* START *

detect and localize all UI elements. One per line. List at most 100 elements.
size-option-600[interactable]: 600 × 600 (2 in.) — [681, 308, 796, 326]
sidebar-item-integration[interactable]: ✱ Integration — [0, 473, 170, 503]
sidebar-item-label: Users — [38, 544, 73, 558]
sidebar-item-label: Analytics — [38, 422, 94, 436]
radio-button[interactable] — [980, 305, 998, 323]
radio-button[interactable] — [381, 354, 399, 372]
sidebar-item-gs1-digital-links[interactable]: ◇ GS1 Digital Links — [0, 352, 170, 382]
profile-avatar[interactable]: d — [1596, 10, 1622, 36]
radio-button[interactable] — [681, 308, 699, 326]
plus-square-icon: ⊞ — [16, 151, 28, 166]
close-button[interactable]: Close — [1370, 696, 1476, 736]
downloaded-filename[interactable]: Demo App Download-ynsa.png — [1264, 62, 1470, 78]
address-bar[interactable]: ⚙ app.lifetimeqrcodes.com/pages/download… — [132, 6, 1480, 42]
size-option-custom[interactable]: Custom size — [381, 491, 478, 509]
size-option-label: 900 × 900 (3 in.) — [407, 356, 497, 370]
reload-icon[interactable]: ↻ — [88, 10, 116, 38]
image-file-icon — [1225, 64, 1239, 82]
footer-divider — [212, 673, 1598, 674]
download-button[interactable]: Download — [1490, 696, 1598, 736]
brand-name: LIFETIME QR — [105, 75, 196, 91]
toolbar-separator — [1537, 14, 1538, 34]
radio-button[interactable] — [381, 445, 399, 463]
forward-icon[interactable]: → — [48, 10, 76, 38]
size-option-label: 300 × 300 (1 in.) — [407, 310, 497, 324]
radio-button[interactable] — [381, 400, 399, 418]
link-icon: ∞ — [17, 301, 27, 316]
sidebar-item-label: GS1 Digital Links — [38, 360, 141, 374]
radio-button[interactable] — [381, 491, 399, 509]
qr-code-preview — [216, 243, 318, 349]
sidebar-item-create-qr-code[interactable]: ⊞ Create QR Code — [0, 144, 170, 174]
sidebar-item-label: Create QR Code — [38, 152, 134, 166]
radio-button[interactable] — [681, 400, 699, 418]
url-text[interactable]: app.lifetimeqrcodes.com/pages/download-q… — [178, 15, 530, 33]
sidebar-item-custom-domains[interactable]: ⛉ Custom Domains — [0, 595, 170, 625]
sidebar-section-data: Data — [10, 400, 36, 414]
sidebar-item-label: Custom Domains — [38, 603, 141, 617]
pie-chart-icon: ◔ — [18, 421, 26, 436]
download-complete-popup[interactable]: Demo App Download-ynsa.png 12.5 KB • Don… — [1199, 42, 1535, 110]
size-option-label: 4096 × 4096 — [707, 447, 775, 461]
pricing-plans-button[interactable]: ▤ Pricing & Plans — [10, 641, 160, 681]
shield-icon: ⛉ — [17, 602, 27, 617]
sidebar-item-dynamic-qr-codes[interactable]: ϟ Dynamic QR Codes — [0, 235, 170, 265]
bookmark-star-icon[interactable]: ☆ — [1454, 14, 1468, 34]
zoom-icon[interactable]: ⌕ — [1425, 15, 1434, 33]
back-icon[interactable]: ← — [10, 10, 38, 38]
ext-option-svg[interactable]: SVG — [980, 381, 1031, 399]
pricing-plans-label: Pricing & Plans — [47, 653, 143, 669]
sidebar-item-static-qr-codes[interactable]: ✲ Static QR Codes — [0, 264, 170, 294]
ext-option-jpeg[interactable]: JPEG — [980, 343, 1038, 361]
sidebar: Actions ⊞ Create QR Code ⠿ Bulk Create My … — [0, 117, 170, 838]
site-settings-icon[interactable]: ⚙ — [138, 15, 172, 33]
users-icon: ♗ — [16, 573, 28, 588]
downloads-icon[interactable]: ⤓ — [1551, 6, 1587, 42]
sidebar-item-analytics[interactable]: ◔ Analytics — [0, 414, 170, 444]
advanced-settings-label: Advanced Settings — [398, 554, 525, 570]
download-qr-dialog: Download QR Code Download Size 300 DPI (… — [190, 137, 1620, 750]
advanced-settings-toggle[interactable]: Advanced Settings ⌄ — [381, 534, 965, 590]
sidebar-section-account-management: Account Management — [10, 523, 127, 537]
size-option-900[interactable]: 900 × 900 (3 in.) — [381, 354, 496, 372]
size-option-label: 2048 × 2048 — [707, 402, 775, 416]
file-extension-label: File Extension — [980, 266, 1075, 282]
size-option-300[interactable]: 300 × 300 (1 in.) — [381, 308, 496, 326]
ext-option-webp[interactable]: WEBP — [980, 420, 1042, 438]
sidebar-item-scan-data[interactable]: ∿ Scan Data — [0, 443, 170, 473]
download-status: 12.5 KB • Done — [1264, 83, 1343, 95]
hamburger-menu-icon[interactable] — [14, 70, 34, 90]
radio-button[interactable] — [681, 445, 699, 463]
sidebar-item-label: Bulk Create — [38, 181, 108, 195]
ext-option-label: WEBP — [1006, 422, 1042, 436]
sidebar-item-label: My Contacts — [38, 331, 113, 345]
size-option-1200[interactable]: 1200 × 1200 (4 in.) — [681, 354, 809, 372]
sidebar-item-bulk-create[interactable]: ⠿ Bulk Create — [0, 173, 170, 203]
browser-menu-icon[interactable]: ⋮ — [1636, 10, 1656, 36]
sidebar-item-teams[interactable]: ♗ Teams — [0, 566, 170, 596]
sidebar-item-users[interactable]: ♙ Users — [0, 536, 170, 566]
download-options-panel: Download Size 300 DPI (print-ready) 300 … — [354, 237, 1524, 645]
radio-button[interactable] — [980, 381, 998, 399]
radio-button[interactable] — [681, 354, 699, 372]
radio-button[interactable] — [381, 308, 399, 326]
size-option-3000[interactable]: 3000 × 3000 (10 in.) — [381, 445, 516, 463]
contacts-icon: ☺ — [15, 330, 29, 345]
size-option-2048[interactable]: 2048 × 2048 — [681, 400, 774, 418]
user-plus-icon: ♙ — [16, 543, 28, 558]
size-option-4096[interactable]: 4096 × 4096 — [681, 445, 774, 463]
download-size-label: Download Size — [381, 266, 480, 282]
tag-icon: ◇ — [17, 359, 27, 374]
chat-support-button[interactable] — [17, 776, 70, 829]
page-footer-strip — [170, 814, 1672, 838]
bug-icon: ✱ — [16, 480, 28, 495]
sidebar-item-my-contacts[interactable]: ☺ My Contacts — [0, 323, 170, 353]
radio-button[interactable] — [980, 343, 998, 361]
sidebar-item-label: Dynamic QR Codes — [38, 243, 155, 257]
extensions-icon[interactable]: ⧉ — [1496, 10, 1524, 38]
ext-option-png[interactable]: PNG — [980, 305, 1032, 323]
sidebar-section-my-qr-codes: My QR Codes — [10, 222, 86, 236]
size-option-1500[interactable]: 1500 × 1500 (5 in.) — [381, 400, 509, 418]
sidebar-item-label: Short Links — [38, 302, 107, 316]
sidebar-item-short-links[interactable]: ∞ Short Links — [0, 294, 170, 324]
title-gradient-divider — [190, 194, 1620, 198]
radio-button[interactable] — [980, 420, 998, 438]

* END *

• **Instructions for the task**
Reproduce all the items above, switching every "sidebar-item-label" to "nav-item-label" and leaving everything else unchanged.

• **Correct result**
detect and localize all UI elements. One per line. List at most 100 elements.
size-option-600[interactable]: 600 × 600 (2 in.) — [681, 308, 796, 326]
sidebar-item-integration[interactable]: ✱ Integration — [0, 473, 170, 503]
nav-item-label: Users — [38, 544, 73, 558]
nav-item-label: Analytics — [38, 422, 94, 436]
radio-button[interactable] — [980, 305, 998, 323]
radio-button[interactable] — [381, 354, 399, 372]
sidebar-item-gs1-digital-links[interactable]: ◇ GS1 Digital Links — [0, 352, 170, 382]
profile-avatar[interactable]: d — [1596, 10, 1622, 36]
radio-button[interactable] — [681, 308, 699, 326]
plus-square-icon: ⊞ — [16, 151, 28, 166]
close-button[interactable]: Close — [1370, 696, 1476, 736]
downloaded-filename[interactable]: Demo App Download-ynsa.png — [1264, 62, 1470, 78]
address-bar[interactable]: ⚙ app.lifetimeqrcodes.com/pages/download… — [132, 6, 1480, 42]
size-option-custom[interactable]: Custom size — [381, 491, 478, 509]
size-option-label: 900 × 900 (3 in.) — [407, 356, 497, 370]
reload-icon[interactable]: ↻ — [88, 10, 116, 38]
image-file-icon — [1225, 64, 1239, 82]
footer-divider — [212, 673, 1598, 674]
download-button[interactable]: Download — [1490, 696, 1598, 736]
brand-name: LIFETIME QR — [105, 75, 196, 91]
toolbar-separator — [1537, 14, 1538, 34]
radio-button[interactable] — [381, 445, 399, 463]
forward-icon[interactable]: → — [48, 10, 76, 38]
size-option-label: 300 × 300 (1 in.) — [407, 310, 497, 324]
radio-button[interactable] — [381, 400, 399, 418]
link-icon: ∞ — [17, 301, 27, 316]
nav-item-label: GS1 Digital Links — [38, 360, 141, 374]
radio-button[interactable] — [381, 491, 399, 509]
qr-code-preview — [216, 243, 318, 349]
sidebar-item-create-qr-code[interactable]: ⊞ Create QR Code — [0, 144, 170, 174]
nav-item-label: Create QR Code — [38, 152, 134, 166]
radio-button[interactable] — [681, 400, 699, 418]
url-text[interactable]: app.lifetimeqrcodes.com/pages/download-q… — [178, 15, 530, 33]
sidebar-item-custom-domains[interactable]: ⛉ Custom Domains — [0, 595, 170, 625]
sidebar-section-data: Data — [10, 400, 36, 414]
nav-item-label: Custom Domains — [38, 603, 141, 617]
pie-chart-icon: ◔ — [18, 421, 26, 436]
download-complete-popup[interactable]: Demo App Download-ynsa.png 12.5 KB • Don… — [1199, 42, 1535, 110]
size-option-label: 4096 × 4096 — [707, 447, 775, 461]
pricing-plans-button[interactable]: ▤ Pricing & Plans — [10, 641, 160, 681]
shield-icon: ⛉ — [17, 602, 27, 617]
sidebar-item-dynamic-qr-codes[interactable]: ϟ Dynamic QR Codes — [0, 235, 170, 265]
bookmark-star-icon[interactable]: ☆ — [1454, 14, 1468, 34]
zoom-icon[interactable]: ⌕ — [1425, 15, 1434, 33]
back-icon[interactable]: ← — [10, 10, 38, 38]
ext-option-svg[interactable]: SVG — [980, 381, 1031, 399]
pricing-plans-label: Pricing & Plans — [47, 653, 143, 669]
sidebar-item-static-qr-codes[interactable]: ✲ Static QR Codes — [0, 264, 170, 294]
ext-option-jpeg[interactable]: JPEG — [980, 343, 1038, 361]
sidebar: Actions ⊞ Create QR Code ⠿ Bulk Create My … — [0, 117, 170, 838]
site-settings-icon[interactable]: ⚙ — [138, 15, 172, 33]
users-icon: ♗ — [16, 573, 28, 588]
downloads-icon[interactable]: ⤓ — [1551, 6, 1587, 42]
sidebar-item-analytics[interactable]: ◔ Analytics — [0, 414, 170, 444]
advanced-settings-label: Advanced Settings — [398, 554, 525, 570]
download-qr-dialog: Download QR Code Download Size 300 DPI (… — [190, 137, 1620, 750]
advanced-settings-toggle[interactable]: Advanced Settings ⌄ — [381, 534, 965, 590]
sidebar-section-account-management: Account Management — [10, 523, 127, 537]
size-option-900[interactable]: 900 × 900 (3 in.) — [381, 354, 496, 372]
size-option-label: 2048 × 2048 — [707, 402, 775, 416]
file-extension-label: File Extension — [980, 266, 1075, 282]
size-option-300[interactable]: 300 × 300 (1 in.) — [381, 308, 496, 326]
ext-option-webp[interactable]: WEBP — [980, 420, 1042, 438]
sidebar-item-scan-data[interactable]: ∿ Scan Data — [0, 443, 170, 473]
download-status: 12.5 KB • Done — [1264, 83, 1343, 95]
hamburger-menu-icon[interactable] — [14, 70, 34, 90]
radio-button[interactable] — [681, 445, 699, 463]
nav-item-label: Bulk Create — [38, 181, 108, 195]
ext-option-label: WEBP — [1006, 422, 1042, 436]
nav-item-label: My Contacts — [38, 331, 113, 345]
size-option-1200[interactable]: 1200 × 1200 (4 in.) — [681, 354, 809, 372]
sidebar-item-bulk-create[interactable]: ⠿ Bulk Create — [0, 173, 170, 203]
browser-menu-icon[interactable]: ⋮ — [1636, 10, 1656, 36]
sidebar-item-teams[interactable]: ♗ Teams — [0, 566, 170, 596]
sidebar-item-users[interactable]: ♙ Users — [0, 536, 170, 566]
download-options-panel: Download Size 300 DPI (print-ready) 300 … — [354, 237, 1524, 645]
radio-button[interactable] — [980, 381, 998, 399]
radio-button[interactable] — [681, 354, 699, 372]
radio-button[interactable] — [381, 308, 399, 326]
size-option-3000[interactable]: 3000 × 3000 (10 in.) — [381, 445, 516, 463]
contacts-icon: ☺ — [15, 330, 29, 345]
size-option-2048[interactable]: 2048 × 2048 — [681, 400, 774, 418]
user-plus-icon: ♙ — [16, 543, 28, 558]
size-option-4096[interactable]: 4096 × 4096 — [681, 445, 774, 463]
download-size-label: Download Size — [381, 266, 480, 282]
tag-icon: ◇ — [17, 359, 27, 374]
chat-support-button[interactable] — [17, 776, 70, 829]
page-footer-strip — [170, 814, 1672, 838]
bug-icon: ✱ — [16, 480, 28, 495]
sidebar-item-my-contacts[interactable]: ☺ My Contacts — [0, 323, 170, 353]
radio-button[interactable] — [980, 343, 998, 361]
nav-item-label: Dynamic QR Codes — [38, 243, 155, 257]
extensions-icon[interactable]: ⧉ — [1496, 10, 1524, 38]
ext-option-png[interactable]: PNG — [980, 305, 1032, 323]
sidebar-section-my-qr-codes: My QR Codes — [10, 222, 86, 236]
size-option-1500[interactable]: 1500 × 1500 (5 in.) — [381, 400, 509, 418]
nav-item-label: Short Links — [38, 302, 107, 316]
sidebar-item-short-links[interactable]: ∞ Short Links — [0, 294, 170, 324]
title-gradient-divider — [190, 194, 1620, 198]
radio-button[interactable] — [980, 420, 998, 438]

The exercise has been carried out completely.